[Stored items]

┌────────

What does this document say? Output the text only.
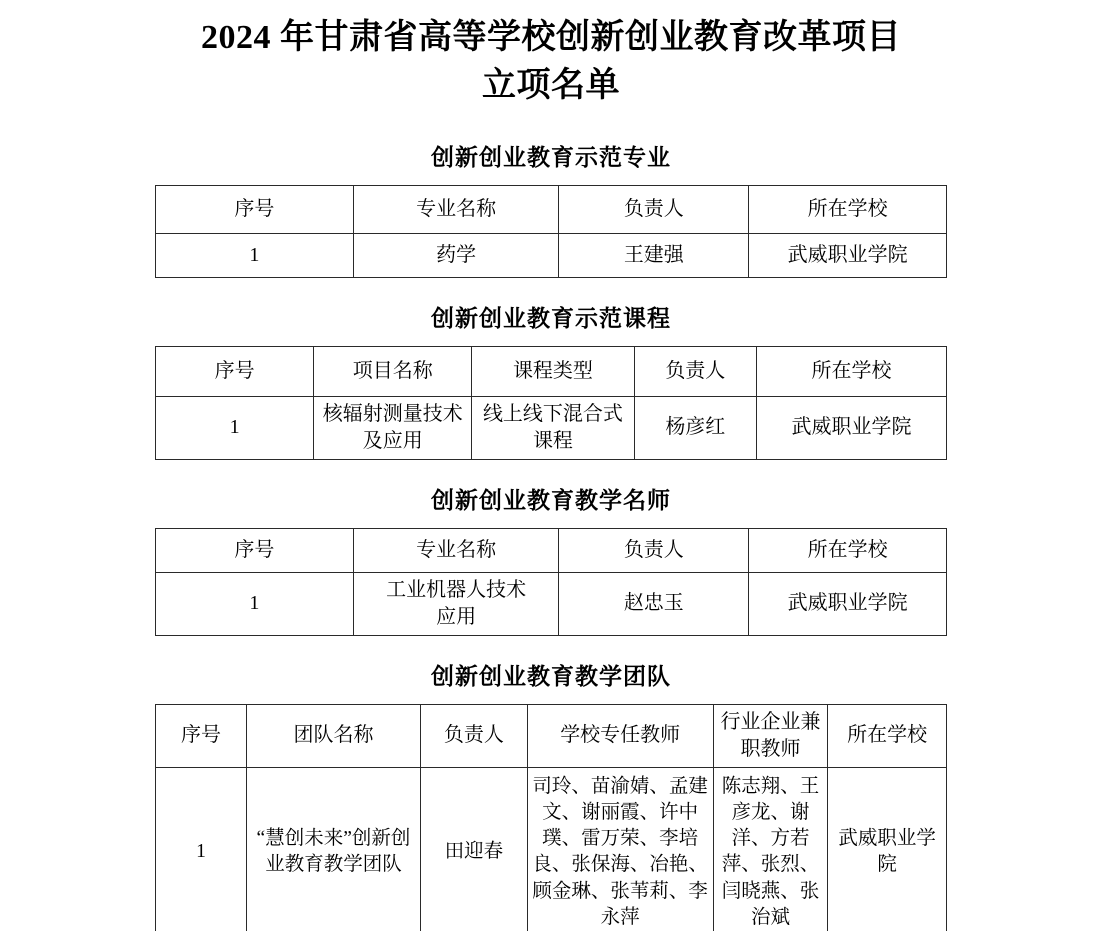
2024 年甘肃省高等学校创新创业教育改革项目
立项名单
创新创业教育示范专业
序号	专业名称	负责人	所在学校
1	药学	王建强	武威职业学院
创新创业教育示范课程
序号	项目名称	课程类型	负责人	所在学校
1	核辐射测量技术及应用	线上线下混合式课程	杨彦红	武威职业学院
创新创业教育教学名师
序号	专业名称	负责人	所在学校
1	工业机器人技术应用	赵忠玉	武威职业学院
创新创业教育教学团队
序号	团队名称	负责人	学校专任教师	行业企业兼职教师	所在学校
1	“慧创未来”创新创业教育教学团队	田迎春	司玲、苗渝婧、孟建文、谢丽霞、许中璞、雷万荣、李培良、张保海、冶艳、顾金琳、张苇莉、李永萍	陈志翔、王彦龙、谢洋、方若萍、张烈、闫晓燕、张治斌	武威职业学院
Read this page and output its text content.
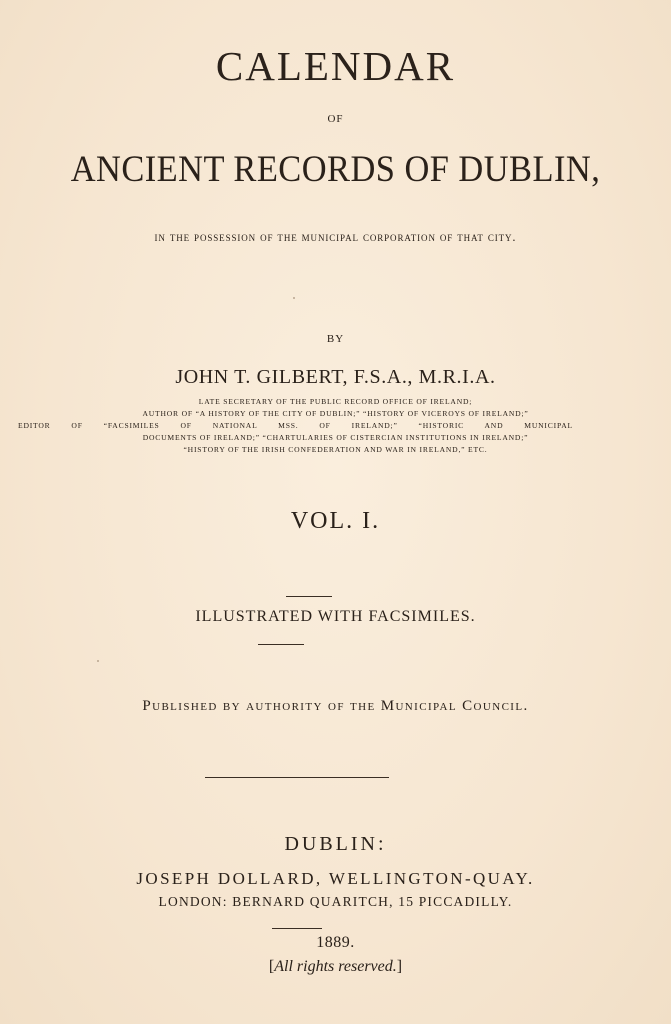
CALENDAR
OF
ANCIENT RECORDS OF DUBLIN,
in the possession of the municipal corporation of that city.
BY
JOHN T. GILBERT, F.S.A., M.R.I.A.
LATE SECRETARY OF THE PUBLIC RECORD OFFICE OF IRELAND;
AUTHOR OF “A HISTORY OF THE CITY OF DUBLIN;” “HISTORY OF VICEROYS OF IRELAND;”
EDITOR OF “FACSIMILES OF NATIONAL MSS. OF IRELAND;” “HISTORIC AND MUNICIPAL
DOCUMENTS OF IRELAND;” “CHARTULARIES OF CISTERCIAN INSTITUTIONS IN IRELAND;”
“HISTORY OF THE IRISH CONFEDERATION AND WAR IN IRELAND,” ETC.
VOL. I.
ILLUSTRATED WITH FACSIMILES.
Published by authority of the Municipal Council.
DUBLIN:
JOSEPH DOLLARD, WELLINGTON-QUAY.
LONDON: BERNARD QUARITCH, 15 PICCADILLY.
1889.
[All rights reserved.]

└────────

Work to be completed =
Show every line above in which the word "FACSIMILES" occurs.

Solved exercise =
EDITOR OF “FACSIMILES OF NATIONAL MSS. OF IRELAND;” “HISTORIC AND MUNICIPAL
ILLUSTRATED WITH FACSIMILES.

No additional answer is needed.